**The task:** Wherever the word "Note" appears in a line, copy that line.

**Extracted material:**
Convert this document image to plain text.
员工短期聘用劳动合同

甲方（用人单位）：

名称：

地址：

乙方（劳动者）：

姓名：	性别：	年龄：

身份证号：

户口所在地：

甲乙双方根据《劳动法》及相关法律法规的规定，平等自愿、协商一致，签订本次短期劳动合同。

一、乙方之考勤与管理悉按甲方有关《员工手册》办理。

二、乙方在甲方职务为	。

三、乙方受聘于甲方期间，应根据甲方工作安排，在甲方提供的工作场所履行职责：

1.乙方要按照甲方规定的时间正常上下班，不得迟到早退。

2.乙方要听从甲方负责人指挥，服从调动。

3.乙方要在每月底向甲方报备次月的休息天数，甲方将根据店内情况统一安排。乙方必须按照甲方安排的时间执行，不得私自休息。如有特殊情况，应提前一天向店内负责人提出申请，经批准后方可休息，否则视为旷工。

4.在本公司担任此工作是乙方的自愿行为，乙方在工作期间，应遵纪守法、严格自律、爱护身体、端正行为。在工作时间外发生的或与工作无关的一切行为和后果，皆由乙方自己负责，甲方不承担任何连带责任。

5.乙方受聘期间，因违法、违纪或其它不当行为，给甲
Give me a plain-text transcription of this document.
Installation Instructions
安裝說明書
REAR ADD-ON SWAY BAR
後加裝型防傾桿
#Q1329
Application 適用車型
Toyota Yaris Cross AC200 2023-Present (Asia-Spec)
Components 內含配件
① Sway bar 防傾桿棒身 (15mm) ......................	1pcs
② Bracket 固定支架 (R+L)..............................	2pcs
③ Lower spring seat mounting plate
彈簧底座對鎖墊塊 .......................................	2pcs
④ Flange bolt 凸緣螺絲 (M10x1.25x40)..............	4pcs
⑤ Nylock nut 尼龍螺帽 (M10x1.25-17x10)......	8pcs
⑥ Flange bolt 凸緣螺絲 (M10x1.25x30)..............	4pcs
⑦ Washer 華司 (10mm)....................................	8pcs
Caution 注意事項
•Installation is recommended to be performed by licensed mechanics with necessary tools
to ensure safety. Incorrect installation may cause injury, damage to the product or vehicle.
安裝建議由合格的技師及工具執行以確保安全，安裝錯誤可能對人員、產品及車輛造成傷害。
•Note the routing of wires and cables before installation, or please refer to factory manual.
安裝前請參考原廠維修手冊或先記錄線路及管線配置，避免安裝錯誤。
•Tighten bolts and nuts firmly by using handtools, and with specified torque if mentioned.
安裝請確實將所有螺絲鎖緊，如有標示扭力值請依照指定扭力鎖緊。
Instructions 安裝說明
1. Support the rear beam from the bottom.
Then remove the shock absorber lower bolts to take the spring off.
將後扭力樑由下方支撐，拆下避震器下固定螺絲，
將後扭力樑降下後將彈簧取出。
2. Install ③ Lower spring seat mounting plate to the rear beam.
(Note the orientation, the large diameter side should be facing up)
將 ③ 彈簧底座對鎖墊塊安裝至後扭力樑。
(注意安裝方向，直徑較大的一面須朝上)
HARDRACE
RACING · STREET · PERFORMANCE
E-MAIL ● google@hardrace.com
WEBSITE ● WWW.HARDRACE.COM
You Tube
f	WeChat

**Answer for the task:**
•Note the routing of wires and cables before installation, or please refer to factory manual.
(Note the orientation, the large diameter side should be facing up)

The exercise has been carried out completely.